» **Excerpts from a figure dataset**
_ _ _ _

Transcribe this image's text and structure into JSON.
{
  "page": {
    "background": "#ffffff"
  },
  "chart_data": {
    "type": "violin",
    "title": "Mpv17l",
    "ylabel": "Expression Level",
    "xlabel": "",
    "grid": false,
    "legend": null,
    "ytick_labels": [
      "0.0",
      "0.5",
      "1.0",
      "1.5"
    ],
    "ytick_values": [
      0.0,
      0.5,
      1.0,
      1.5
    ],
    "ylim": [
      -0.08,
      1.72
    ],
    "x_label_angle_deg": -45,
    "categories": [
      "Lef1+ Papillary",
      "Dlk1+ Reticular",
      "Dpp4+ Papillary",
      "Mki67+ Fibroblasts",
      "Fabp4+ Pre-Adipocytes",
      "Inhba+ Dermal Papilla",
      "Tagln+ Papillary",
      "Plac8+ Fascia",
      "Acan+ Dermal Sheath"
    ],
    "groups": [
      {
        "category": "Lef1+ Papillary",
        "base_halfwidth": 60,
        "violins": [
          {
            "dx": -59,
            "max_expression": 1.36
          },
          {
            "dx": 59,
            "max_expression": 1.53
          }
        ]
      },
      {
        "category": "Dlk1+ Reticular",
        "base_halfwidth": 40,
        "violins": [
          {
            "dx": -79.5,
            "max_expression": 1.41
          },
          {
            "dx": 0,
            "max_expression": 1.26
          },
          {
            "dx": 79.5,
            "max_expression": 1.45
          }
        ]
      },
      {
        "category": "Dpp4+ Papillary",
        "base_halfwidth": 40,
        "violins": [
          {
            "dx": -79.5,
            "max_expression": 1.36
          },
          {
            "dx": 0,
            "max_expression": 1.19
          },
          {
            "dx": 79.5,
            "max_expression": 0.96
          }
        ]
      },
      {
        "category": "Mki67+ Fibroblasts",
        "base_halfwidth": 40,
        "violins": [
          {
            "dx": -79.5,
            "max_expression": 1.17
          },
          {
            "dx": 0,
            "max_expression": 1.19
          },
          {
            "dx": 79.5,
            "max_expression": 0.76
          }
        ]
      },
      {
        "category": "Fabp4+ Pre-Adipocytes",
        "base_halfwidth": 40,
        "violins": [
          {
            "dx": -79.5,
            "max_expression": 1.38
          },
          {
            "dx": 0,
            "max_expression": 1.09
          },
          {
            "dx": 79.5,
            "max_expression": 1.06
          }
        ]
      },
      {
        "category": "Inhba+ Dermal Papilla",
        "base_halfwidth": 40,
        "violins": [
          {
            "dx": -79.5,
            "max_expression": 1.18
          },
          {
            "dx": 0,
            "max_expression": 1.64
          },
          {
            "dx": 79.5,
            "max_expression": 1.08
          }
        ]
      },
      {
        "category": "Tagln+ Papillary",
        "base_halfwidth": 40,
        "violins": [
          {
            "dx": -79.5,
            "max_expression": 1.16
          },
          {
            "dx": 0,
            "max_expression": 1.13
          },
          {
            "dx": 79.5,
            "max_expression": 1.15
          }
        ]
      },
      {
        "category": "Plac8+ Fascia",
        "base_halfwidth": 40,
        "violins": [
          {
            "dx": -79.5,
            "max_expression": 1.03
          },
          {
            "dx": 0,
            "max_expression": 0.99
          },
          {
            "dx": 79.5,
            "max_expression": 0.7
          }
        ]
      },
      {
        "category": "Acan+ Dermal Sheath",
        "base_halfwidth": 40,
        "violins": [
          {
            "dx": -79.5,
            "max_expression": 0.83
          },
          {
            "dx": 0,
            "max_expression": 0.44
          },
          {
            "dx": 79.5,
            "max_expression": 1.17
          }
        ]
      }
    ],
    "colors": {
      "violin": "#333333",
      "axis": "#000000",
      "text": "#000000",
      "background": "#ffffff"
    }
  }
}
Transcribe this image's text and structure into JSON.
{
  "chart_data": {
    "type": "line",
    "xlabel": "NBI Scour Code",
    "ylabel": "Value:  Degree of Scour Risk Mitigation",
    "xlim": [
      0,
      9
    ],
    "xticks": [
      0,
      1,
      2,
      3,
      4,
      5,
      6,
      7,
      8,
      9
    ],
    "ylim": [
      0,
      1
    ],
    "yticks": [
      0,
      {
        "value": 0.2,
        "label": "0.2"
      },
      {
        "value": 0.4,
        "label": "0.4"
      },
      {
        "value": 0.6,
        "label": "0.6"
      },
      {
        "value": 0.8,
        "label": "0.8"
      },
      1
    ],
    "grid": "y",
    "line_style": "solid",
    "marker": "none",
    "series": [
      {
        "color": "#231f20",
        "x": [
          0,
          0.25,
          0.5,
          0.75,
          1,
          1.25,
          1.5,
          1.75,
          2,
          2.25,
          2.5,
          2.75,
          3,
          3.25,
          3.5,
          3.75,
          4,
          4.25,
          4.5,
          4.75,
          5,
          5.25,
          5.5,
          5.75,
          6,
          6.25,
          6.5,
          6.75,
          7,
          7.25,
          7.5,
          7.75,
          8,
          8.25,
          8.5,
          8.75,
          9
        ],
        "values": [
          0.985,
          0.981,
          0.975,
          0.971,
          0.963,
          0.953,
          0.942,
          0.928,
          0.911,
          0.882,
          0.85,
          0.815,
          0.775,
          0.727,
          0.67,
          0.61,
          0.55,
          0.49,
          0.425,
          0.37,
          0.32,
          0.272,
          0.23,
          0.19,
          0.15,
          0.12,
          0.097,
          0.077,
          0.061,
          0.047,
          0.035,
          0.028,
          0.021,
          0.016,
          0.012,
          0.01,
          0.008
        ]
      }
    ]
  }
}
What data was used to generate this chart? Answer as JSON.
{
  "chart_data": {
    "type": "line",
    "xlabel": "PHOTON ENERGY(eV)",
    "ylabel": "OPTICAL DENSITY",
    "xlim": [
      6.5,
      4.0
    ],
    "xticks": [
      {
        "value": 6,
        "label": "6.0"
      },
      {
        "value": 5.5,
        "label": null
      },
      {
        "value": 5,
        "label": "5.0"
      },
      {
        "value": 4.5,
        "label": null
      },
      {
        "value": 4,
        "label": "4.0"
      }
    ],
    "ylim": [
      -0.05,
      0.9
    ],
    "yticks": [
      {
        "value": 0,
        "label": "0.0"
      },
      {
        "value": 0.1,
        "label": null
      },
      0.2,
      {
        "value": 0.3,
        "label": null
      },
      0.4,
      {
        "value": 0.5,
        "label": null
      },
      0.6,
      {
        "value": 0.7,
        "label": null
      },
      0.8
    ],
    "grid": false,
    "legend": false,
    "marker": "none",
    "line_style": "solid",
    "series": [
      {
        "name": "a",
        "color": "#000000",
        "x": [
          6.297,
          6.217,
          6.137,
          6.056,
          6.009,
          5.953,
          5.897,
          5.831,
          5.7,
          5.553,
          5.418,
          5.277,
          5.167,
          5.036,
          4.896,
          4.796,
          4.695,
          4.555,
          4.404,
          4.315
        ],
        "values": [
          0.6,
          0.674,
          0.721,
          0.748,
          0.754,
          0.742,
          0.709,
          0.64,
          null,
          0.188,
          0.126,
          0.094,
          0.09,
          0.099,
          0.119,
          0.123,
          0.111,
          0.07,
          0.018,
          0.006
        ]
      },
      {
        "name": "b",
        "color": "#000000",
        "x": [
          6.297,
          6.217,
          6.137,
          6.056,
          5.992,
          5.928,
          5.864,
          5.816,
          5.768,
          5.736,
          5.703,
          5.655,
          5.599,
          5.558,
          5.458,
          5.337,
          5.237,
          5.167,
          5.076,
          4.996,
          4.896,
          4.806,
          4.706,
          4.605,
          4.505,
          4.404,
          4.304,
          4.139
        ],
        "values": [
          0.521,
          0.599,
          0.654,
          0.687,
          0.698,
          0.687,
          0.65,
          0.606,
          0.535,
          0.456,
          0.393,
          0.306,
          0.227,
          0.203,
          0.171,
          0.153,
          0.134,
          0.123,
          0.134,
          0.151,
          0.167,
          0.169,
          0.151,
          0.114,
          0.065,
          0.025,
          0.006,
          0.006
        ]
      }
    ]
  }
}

_ _ _ _

» **DESCRIPTION OF THE TASK**
Show all lines above holding "Fibroblasts".

» **PROBLEM SOLUTION**
      "Mki67+ Fibroblasts",
        "category": "Mki67+ Fibroblasts",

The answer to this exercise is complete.